--- start Recorded data ---

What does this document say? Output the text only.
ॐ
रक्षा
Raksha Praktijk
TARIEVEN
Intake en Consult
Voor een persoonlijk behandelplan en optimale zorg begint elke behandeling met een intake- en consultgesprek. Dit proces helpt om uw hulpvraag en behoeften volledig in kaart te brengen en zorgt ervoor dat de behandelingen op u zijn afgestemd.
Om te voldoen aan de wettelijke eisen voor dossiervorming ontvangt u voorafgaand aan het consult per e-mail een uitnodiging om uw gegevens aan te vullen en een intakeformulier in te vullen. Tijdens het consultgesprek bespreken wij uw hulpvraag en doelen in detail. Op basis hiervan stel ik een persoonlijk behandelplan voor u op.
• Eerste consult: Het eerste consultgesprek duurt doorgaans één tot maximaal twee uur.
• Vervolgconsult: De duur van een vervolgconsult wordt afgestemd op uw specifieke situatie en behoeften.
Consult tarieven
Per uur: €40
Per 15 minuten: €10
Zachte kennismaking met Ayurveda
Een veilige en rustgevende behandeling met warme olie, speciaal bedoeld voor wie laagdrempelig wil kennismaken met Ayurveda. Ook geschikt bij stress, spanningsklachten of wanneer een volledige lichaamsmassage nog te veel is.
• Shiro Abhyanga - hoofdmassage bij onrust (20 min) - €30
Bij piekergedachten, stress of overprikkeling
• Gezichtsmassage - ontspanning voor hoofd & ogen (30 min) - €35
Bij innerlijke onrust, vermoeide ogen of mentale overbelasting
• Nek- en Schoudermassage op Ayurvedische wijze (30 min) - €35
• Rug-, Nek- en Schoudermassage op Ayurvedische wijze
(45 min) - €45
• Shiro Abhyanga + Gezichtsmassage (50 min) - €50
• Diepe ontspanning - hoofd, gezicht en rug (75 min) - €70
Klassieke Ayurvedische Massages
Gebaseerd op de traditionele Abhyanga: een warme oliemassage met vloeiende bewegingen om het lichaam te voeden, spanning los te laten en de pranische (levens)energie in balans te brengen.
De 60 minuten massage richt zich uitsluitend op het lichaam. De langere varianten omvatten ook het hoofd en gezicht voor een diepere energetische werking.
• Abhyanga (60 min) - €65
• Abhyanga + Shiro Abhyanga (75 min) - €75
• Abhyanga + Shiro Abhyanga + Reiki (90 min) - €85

--- end Recorded data ---
--- start Recorded data ---

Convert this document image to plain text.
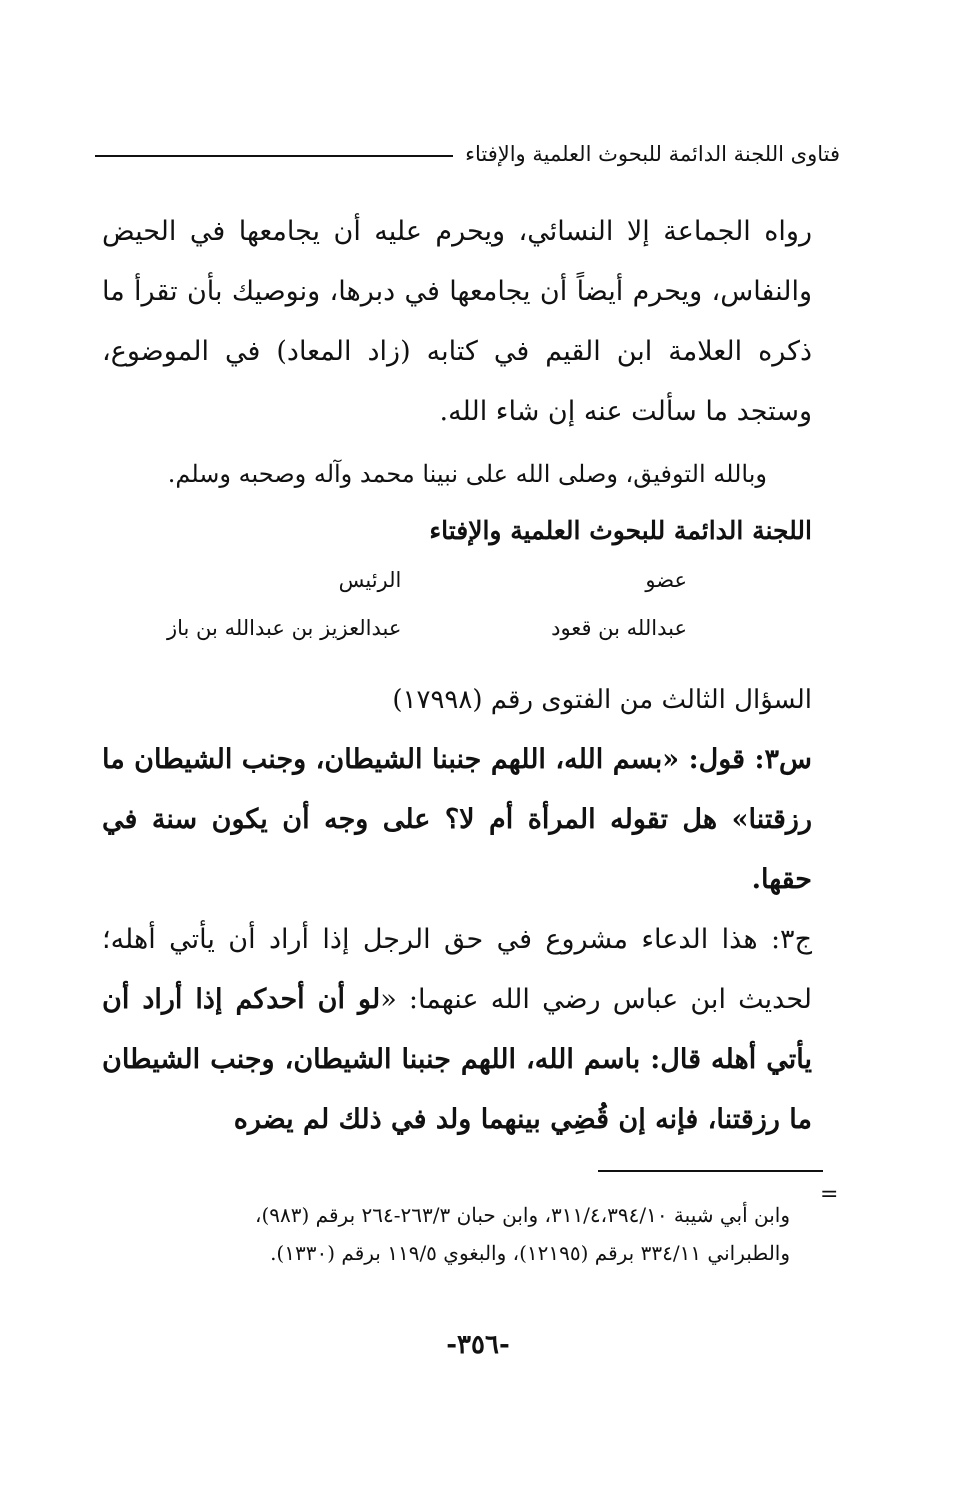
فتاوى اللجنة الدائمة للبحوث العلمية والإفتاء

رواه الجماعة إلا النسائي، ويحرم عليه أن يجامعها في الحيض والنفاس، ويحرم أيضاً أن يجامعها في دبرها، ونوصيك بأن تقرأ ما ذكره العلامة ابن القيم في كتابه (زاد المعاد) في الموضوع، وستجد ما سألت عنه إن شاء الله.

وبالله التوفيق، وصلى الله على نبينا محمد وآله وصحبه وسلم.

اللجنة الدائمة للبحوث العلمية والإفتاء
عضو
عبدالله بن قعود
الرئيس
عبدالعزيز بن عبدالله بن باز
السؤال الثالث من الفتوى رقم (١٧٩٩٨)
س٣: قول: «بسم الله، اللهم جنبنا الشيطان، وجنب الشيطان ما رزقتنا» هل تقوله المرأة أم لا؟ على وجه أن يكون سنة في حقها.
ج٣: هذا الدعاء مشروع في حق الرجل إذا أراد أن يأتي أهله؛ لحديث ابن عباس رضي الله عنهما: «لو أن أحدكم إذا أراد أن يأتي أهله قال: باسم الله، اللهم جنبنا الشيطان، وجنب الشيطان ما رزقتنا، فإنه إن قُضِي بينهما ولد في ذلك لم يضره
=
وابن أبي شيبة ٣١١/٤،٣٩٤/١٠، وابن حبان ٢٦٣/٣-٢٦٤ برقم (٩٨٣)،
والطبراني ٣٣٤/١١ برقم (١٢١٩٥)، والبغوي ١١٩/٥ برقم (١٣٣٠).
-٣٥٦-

--- end Recorded data ---

Goal of the exercise: Search the material above for "Ayurveda". Pull out each line where it shows up.

Exercise response:
Zachte kennismaking met Ayurveda
Een veilige en rustgevende behandeling met warme olie, speciaal bedoeld voor wie laagdrempelig wil kennismaken met Ayurveda. Ook geschikt bij stress, spanningsklachten of wanneer een volledige lichaamsmassage nog te veel is.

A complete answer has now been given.